--- EXERCISE PROMPT ---
The entries below should be output exactly as written.
--- start ---
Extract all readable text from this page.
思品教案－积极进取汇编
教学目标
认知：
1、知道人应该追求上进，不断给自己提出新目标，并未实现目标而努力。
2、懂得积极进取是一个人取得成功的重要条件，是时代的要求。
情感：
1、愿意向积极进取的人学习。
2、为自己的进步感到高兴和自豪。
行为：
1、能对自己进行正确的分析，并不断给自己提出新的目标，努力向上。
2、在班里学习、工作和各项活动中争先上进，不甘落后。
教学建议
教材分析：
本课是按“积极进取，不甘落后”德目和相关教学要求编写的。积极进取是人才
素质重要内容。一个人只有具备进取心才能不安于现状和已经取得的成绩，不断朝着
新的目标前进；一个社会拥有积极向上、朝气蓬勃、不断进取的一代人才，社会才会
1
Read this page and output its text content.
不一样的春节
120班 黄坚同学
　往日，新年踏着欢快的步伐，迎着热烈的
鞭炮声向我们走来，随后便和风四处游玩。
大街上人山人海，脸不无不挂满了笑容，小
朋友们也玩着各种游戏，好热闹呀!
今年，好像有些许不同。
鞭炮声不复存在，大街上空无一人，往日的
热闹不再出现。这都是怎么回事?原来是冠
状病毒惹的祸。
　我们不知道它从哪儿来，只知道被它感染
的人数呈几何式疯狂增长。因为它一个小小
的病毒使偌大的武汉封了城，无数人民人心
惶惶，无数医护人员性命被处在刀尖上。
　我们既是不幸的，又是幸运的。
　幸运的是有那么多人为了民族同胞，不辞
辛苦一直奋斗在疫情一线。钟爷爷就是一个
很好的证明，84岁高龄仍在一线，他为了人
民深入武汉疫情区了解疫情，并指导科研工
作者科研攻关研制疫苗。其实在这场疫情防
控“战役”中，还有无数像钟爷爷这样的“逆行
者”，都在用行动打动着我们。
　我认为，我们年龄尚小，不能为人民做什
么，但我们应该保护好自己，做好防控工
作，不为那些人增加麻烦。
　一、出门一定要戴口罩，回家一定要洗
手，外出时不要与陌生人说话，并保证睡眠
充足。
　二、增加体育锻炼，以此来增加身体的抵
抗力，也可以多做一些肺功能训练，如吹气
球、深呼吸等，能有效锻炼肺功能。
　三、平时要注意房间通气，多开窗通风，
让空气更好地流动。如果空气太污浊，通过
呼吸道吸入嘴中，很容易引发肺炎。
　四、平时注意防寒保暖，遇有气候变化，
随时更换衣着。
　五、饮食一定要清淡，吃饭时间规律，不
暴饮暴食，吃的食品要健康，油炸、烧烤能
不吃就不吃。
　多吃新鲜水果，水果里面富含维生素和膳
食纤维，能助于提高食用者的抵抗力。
--- end ---
--- TASK RESPONSE ---
Extract all readable text from this page.
思品教案－积极进取汇编
教学目标
认知：
1、知道人应该追求上进，不断给自己提出新目标，并未实现目标而努力。
2、懂得积极进取是一个人取得成功的重要条件，是时代的要求。
情感：
1、愿意向积极进取的人学习。
2、为自己的进步感到高兴和自豪。
行为：
1、能对自己进行正确的分析，并不断给自己提出新的目标，努力向上。
2、在班里学习、工作和各项活动中争先上进，不甘落后。
教学建议
教材分析：
本课是按“积极进取，不甘落后”德目和相关教学要求编写的。积极进取是人才
素质重要内容。一个人只有具备进取心才能不安于现状和已经取得的成绩，不断朝着
新的目标前进；一个社会拥有积极向上、朝气蓬勃、不断进取的一代人才，社会才会
1
Read this page and output its text content.
不一样的春节
120班 黄坚同学
　往日，新年踏着欢快的步伐，迎着热烈的
鞭炮声向我们走来，随后便和风四处游玩。
大街上人山人海，脸不无不挂满了笑容，小
朋友们也玩着各种游戏，好热闹呀!
今年，好像有些许不同。
鞭炮声不复存在，大街上空无一人，往日的
热闹不再出现。这都是怎么回事?原来是冠
状病毒惹的祸。
　我们不知道它从哪儿来，只知道被它感染
的人数呈几何式疯狂增长。因为它一个小小
的病毒使偌大的武汉封了城，无数人民人心
惶惶，无数医护人员性命被处在刀尖上。
　我们既是不幸的，又是幸运的。
　幸运的是有那么多人为了民族同胞，不辞
辛苦一直奋斗在疫情一线。钟爷爷就是一个
很好的证明，84岁高龄仍在一线，他为了人
民深入武汉疫情区了解疫情，并指导科研工
作者科研攻关研制疫苗。其实在这场疫情防
控“战役”中，还有无数像钟爷爷这样的“逆行
者”，都在用行动打动着我们。
　我认为，我们年龄尚小，不能为人民做什
么，但我们应该保护好自己，做好防控工
作，不为那些人增加麻烦。
　一、出门一定要戴口罩，回家一定要洗
手，外出时不要与陌生人说话，并保证睡眠
充足。
　二、增加体育锻炼，以此来增加身体的抵
抗力，也可以多做一些肺功能训练，如吹气
球、深呼吸等，能有效锻炼肺功能。
　三、平时要注意房间通气，多开窗通风，
让空气更好地流动。如果空气太污浊，通过
呼吸道吸入嘴中，很容易引发肺炎。
　四、平时注意防寒保暖，遇有气候变化，
随时更换衣着。
　五、饮食一定要清淡，吃饭时间规律，不
暴饮暴食，吃的食品要健康，油炸、烧烤能
不吃就不吃。
　多吃新鲜水果，水果里面富含维生素和膳
食纤维，能助于提高食用者的抵抗力。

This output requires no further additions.